▸ **WHAT THE TASK REQUIRES**:
Copy all of the entries that follow, exactly.

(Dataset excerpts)
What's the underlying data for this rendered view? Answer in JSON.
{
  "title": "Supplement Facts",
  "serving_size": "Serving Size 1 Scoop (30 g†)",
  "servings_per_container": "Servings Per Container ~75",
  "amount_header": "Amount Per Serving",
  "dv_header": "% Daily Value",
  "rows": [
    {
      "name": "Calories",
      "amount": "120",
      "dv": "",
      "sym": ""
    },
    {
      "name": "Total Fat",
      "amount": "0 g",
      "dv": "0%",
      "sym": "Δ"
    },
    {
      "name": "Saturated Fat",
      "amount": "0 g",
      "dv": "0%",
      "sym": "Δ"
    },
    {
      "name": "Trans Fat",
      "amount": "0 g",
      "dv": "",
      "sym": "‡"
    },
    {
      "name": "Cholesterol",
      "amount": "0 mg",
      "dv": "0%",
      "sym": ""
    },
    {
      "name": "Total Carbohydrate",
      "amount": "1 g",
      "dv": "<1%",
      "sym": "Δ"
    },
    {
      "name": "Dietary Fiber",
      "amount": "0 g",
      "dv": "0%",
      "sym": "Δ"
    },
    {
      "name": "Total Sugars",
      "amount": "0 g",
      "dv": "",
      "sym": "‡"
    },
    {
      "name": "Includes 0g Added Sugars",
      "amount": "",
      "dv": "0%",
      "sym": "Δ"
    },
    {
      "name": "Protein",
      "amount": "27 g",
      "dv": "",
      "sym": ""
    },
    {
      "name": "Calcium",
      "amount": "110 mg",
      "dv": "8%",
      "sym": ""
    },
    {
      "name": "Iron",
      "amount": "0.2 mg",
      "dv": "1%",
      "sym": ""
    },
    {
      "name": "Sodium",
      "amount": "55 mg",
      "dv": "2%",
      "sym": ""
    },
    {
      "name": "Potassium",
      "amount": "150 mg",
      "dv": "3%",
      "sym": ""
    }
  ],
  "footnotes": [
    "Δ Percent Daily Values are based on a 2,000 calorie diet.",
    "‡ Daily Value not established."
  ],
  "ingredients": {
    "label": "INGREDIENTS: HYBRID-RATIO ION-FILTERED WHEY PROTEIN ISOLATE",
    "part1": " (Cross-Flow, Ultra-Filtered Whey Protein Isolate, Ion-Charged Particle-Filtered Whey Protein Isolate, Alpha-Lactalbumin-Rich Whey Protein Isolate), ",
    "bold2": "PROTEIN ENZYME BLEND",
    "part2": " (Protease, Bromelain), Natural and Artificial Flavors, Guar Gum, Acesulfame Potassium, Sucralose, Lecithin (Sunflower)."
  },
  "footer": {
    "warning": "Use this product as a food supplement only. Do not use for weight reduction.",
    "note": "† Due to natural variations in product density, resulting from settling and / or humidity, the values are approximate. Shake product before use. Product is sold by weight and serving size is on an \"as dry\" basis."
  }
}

▸ **RESPONSE TO THE EXERCISE**:
What's the underlying data for this rendered view? Answer in JSON.
{
  "title": "Supplement Facts",
  "serving_size": "Serving Size 1 Scoop (30 g†)",
  "servings_per_container": "Servings Per Container ~75",
  "amount_header": "Amount Per Serving",
  "dv_header": "% Daily Value",
  "rows": [
    {
      "name": "Calories",
      "amount": "120",
      "dv": "",
      "sym": ""
    },
    {
      "name": "Total Fat",
      "amount": "0 g",
      "dv": "0%",
      "sym": "Δ"
    },
    {
      "name": "Saturated Fat",
      "amount": "0 g",
      "dv": "0%",
      "sym": "Δ"
    },
    {
      "name": "Trans Fat",
      "amount": "0 g",
      "dv": "",
      "sym": "‡"
    },
    {
      "name": "Cholesterol",
      "amount": "0 mg",
      "dv": "0%",
      "sym": ""
    },
    {
      "name": "Total Carbohydrate",
      "amount": "1 g",
      "dv": "<1%",
      "sym": "Δ"
    },
    {
      "name": "Dietary Fiber",
      "amount": "0 g",
      "dv": "0%",
      "sym": "Δ"
    },
    {
      "name": "Total Sugars",
      "amount": "0 g",
      "dv": "",
      "sym": "‡"
    },
    {
      "name": "Includes 0g Added Sugars",
      "amount": "",
      "dv": "0%",
      "sym": "Δ"
    },
    {
      "name": "Protein",
      "amount": "27 g",
      "dv": "",
      "sym": ""
    },
    {
      "name": "Calcium",
      "amount": "110 mg",
      "dv": "8%",
      "sym": ""
    },
    {
      "name": "Iron",
      "amount": "0.2 mg",
      "dv": "1%",
      "sym": ""
    },
    {
      "name": "Sodium",
      "amount": "55 mg",
      "dv": "2%",
      "sym": ""
    },
    {
      "name": "Potassium",
      "amount": "150 mg",
      "dv": "3%",
      "sym": ""
    }
  ],
  "footnotes": [
    "Δ Percent Daily Values are based on a 2,000 calorie diet.",
    "‡ Daily Value not established."
  ],
  "ingredients": {
    "label": "INGREDIENTS: HYBRID-RATIO ION-FILTERED WHEY PROTEIN ISOLATE",
    "part1": " (Cross-Flow, Ultra-Filtered Whey Protein Isolate, Ion-Charged Particle-Filtered Whey Protein Isolate, Alpha-Lactalbumin-Rich Whey Protein Isolate), ",
    "bold2": "PROTEIN ENZYME BLEND",
    "part2": " (Protease, Bromelain), Natural and Artificial Flavors, Guar Gum, Acesulfame Potassium, Sucralose, Lecithin (Sunflower)."
  },
  "footer": {
    "warning": "Use this product as a food supplement only. Do not use for weight reduction.",
    "note": "† Due to natural variations in product density, resulting from settling and / or humidity, the values are approximate. Shake product before use. Product is sold by weight and serving size is on an \"as dry\" basis."
  }
}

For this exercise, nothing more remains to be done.